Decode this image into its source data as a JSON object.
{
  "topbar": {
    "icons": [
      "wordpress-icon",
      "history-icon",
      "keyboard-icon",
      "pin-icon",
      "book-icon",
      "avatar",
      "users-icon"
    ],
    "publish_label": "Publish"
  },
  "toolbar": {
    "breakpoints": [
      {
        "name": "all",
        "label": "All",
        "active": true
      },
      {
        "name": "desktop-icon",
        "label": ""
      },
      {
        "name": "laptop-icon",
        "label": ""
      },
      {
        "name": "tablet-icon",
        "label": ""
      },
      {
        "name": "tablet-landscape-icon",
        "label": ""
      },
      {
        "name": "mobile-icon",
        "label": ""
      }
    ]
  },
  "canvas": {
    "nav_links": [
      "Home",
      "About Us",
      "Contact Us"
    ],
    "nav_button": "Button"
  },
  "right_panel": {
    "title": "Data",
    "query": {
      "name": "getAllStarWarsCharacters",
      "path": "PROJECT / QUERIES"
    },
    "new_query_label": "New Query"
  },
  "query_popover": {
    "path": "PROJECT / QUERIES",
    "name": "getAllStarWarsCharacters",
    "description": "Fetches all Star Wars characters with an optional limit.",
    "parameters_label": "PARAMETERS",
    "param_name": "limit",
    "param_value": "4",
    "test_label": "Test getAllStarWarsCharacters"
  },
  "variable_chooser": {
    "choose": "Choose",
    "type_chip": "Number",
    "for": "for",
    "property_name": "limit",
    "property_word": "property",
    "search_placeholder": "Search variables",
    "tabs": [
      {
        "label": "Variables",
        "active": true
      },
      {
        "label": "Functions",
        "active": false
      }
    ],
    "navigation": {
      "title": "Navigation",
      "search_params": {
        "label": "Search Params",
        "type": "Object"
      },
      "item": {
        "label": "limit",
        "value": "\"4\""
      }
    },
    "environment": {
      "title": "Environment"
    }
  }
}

§ **Problem to solve**
Extract the whole listing, character for character.

§ **Answer for this exercise**
Decode this image into its source data as a JSON object.
{
  "topbar": {
    "icons": [
      "wordpress-icon",
      "history-icon",
      "keyboard-icon",
      "pin-icon",
      "book-icon",
      "avatar",
      "users-icon"
    ],
    "publish_label": "Publish"
  },
  "toolbar": {
    "breakpoints": [
      {
        "name": "all",
        "label": "All",
        "active": true
      },
      {
        "name": "desktop-icon",
        "label": ""
      },
      {
        "name": "laptop-icon",
        "label": ""
      },
      {
        "name": "tablet-icon",
        "label": ""
      },
      {
        "name": "tablet-landscape-icon",
        "label": ""
      },
      {
        "name": "mobile-icon",
        "label": ""
      }
    ]
  },
  "canvas": {
    "nav_links": [
      "Home",
      "About Us",
      "Contact Us"
    ],
    "nav_button": "Button"
  },
  "right_panel": {
    "title": "Data",
    "query": {
      "name": "getAllStarWarsCharacters",
      "path": "PROJECT / QUERIES"
    },
    "new_query_label": "New Query"
  },
  "query_popover": {
    "path": "PROJECT / QUERIES",
    "name": "getAllStarWarsCharacters",
    "description": "Fetches all Star Wars characters with an optional limit.",
    "parameters_label": "PARAMETERS",
    "param_name": "limit",
    "param_value": "4",
    "test_label": "Test getAllStarWarsCharacters"
  },
  "variable_chooser": {
    "choose": "Choose",
    "type_chip": "Number",
    "for": "for",
    "property_name": "limit",
    "property_word": "property",
    "search_placeholder": "Search variables",
    "tabs": [
      {
        "label": "Variables",
        "active": true
      },
      {
        "label": "Functions",
        "active": false
      }
    ],
    "navigation": {
      "title": "Navigation",
      "search_params": {
        "label": "Search Params",
        "type": "Object"
      },
      "item": {
        "label": "limit",
        "value": "\"4\""
      }
    },
    "environment": {
      "title": "Environment"
    }
  }
}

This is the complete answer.